-- EXERCISE BRIEF --
Filter the entries, keeping every line with the word "创业板指".

[Records]

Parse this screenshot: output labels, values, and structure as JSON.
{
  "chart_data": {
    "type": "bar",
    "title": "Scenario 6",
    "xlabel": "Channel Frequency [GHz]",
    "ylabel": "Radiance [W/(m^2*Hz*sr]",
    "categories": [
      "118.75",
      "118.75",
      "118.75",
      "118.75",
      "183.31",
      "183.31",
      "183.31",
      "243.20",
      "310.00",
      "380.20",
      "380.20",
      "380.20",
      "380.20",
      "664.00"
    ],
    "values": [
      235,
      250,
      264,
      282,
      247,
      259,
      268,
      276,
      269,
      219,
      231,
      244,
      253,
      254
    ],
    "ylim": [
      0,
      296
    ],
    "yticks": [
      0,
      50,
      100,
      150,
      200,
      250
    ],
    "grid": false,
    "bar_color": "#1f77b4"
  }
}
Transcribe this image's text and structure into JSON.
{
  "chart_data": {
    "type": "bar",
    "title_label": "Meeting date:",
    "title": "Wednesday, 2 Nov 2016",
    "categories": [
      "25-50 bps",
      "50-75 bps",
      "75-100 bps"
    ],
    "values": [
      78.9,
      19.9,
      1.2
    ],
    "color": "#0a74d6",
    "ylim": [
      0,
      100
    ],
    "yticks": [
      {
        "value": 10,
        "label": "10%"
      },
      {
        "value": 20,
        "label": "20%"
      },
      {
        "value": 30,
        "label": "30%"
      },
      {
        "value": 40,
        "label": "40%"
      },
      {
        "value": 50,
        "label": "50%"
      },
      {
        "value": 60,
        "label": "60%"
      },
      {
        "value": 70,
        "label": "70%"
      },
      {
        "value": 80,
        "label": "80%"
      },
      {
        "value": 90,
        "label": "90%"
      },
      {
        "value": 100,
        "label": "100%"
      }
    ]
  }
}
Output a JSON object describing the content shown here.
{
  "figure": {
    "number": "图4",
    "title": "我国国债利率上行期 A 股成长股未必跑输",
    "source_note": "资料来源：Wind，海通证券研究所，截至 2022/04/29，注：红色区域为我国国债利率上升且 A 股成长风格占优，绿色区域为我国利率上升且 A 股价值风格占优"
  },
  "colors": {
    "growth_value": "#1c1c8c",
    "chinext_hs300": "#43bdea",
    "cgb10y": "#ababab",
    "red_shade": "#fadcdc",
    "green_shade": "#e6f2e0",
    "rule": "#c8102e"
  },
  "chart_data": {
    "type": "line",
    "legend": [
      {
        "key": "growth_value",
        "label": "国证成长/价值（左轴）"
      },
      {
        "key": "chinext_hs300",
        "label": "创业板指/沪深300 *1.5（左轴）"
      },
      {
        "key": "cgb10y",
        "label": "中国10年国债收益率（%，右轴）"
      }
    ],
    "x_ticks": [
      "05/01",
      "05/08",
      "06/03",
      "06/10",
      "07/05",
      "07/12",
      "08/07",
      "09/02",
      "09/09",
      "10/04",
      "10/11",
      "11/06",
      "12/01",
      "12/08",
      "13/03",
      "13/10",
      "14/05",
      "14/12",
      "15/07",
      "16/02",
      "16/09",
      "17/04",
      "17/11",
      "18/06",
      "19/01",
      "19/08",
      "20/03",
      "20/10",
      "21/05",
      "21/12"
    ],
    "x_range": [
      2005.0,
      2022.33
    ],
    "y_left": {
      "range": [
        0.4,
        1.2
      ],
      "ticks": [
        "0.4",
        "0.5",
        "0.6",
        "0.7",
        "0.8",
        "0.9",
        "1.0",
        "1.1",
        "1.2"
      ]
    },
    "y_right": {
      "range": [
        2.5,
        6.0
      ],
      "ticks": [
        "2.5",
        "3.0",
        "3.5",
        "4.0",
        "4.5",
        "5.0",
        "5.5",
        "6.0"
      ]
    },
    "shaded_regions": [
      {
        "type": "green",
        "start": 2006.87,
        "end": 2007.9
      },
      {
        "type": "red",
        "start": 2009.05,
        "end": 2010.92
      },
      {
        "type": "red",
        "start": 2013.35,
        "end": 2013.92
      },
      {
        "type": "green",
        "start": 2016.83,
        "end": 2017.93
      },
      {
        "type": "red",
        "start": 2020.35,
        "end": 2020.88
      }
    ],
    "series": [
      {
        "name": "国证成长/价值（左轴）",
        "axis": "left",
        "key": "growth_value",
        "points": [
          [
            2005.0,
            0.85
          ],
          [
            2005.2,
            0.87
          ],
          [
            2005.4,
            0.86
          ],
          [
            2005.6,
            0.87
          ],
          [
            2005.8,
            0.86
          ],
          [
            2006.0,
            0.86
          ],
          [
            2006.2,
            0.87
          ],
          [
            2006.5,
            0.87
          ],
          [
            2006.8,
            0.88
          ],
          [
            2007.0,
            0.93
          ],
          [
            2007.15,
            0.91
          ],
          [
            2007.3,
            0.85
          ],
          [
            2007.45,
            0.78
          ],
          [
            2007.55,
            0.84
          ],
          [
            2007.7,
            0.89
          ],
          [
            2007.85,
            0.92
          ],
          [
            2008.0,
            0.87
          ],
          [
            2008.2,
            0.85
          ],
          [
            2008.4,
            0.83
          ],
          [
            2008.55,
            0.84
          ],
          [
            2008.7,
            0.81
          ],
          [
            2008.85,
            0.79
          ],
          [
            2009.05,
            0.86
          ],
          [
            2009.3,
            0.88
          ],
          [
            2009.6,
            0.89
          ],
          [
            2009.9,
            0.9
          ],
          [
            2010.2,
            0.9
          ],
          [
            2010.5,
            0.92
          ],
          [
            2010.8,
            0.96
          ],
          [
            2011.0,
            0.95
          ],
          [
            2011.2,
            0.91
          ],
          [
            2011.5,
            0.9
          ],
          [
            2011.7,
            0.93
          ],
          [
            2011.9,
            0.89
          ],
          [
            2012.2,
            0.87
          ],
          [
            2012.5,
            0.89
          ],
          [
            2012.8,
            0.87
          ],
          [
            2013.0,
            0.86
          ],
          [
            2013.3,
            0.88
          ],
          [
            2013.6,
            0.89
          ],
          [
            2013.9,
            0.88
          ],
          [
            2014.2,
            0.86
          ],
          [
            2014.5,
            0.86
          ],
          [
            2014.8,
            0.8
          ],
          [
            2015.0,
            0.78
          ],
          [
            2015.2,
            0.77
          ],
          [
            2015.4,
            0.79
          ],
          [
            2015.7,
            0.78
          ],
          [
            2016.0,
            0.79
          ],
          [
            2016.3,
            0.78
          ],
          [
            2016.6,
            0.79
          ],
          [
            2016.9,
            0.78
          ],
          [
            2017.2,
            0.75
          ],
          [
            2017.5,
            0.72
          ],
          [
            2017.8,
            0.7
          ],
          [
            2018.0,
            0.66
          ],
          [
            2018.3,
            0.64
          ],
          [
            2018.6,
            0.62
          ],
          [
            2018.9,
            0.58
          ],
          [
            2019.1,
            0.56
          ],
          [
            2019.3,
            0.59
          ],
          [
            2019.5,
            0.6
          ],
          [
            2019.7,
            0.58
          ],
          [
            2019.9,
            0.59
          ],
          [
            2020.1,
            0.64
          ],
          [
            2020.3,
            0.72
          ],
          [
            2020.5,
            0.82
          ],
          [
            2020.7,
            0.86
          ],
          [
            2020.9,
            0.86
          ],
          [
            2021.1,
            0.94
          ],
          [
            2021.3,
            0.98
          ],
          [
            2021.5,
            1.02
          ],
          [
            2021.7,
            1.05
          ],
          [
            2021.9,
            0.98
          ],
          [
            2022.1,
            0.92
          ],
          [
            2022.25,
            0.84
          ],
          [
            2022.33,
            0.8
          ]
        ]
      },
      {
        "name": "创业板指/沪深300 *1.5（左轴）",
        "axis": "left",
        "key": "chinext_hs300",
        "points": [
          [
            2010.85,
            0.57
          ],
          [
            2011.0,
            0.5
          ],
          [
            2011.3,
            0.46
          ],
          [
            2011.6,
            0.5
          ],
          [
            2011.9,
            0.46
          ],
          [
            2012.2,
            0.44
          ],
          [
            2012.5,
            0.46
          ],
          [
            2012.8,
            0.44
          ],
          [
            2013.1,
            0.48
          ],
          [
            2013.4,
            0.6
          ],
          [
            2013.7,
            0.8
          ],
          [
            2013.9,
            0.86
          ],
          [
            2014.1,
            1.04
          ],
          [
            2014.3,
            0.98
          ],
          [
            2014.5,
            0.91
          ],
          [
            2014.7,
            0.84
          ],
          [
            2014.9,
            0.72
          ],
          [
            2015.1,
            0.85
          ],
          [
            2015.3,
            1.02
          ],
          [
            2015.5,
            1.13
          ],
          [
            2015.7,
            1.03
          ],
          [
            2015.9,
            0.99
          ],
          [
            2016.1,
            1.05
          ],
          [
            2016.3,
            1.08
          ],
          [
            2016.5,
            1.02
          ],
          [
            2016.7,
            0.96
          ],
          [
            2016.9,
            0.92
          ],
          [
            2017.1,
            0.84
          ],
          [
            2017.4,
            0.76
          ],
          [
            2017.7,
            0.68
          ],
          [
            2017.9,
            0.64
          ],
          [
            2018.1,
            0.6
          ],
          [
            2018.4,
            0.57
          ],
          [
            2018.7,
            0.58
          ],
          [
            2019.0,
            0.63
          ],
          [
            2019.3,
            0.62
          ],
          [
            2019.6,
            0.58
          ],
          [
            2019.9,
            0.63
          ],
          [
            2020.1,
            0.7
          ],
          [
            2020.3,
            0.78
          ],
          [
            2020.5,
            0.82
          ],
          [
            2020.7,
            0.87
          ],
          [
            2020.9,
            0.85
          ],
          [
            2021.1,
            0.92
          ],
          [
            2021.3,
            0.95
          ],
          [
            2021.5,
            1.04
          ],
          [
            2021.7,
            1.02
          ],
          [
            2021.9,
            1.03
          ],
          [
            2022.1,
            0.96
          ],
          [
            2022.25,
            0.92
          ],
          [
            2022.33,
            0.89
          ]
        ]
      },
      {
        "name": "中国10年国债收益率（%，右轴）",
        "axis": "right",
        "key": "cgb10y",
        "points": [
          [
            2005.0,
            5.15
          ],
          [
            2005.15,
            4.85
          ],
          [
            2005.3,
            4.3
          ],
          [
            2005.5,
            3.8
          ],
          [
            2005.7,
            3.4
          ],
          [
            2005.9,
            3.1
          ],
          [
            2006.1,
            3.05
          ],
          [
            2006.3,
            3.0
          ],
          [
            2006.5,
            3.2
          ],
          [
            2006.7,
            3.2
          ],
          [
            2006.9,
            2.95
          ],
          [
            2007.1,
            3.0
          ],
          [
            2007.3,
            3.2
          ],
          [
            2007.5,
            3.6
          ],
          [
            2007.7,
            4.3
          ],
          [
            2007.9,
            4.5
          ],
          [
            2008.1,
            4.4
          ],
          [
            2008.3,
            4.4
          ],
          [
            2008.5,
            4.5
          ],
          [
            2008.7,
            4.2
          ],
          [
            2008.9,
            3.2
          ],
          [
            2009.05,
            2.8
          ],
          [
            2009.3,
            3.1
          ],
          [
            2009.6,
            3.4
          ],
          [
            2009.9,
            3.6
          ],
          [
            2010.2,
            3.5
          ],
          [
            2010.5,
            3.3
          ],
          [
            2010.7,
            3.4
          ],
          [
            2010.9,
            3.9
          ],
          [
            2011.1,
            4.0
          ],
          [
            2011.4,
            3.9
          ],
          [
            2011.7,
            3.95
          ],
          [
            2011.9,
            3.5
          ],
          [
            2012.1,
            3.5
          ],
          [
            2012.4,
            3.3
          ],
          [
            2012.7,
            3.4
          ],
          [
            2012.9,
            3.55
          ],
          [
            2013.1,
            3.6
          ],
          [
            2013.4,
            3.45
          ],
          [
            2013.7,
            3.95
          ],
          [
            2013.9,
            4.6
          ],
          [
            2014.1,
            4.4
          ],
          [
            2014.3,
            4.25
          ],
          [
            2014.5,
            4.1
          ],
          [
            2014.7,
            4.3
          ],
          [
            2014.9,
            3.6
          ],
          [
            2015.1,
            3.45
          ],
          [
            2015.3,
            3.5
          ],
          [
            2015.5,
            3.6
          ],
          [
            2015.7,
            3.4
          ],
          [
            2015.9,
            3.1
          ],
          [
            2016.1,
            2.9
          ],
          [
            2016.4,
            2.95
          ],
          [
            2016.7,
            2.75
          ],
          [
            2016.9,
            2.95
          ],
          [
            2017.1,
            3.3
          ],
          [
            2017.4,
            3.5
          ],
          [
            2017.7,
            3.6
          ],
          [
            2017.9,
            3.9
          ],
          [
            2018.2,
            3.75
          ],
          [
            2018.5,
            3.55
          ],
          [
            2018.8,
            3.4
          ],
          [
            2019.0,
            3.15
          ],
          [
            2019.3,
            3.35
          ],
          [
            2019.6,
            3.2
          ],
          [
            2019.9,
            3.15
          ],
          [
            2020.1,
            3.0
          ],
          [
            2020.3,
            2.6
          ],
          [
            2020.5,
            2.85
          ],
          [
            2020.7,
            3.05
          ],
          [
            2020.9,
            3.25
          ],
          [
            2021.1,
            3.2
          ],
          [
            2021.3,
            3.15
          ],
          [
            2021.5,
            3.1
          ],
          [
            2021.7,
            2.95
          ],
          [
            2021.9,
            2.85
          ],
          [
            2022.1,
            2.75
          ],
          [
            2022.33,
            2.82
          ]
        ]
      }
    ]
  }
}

-- SOLUTION TO THIS TASK --
        "label": "创业板指/沪深300 *1.5（左轴）"
        "name": "创业板指/沪深300 *1.5（左轴）",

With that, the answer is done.